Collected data
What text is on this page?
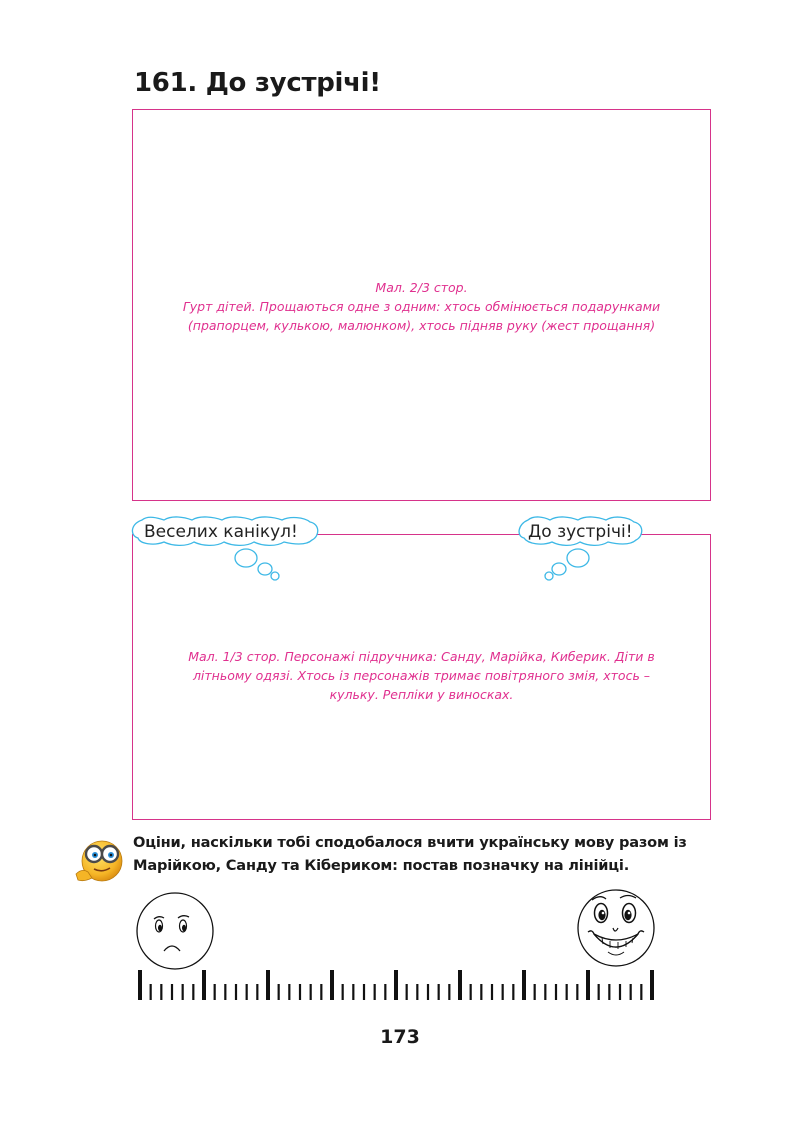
161. До зустрічі!
Мал. 2/3 стор.
Гурт дітей. Прощаються одне з одним: хтось обмінюється подарунками (прапорцем, кулькою, малюнком), хтось підняв руку (жест прощання)
Мал. 1/3 стор. Персонажі підручника: Санду, Марійка, Киберик. Діти в літньому одязі. Хтось із персонажів тримає повітряного змія, хтось – кульку. Репліки у виносках.
Веселих канікул!	До зустрічі!
Оціни, наскільки тобі сподобалося вчити українську мову разом із Марійкою, Санду та Кібериком: постав позначку на лінійці.
173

> DIRECTIONS FOR THIS TASK
In the listing above, find the lines holding the word "хтось" and copy them.

> WRITTEN REPLY
Гурт дітей. Прощаються одне з одним: хтось обмінюється подарунками (прапорцем, кулькою, малюнком), хтось підняв руку (жест прощання)
Мал. 1/3 стор. Персонажі підручника: Санду, Марійка, Киберик. Діти в літньому одязі. Хтось із персонажів тримає повітряного змія, хтось – кульку. Репліки у виносках.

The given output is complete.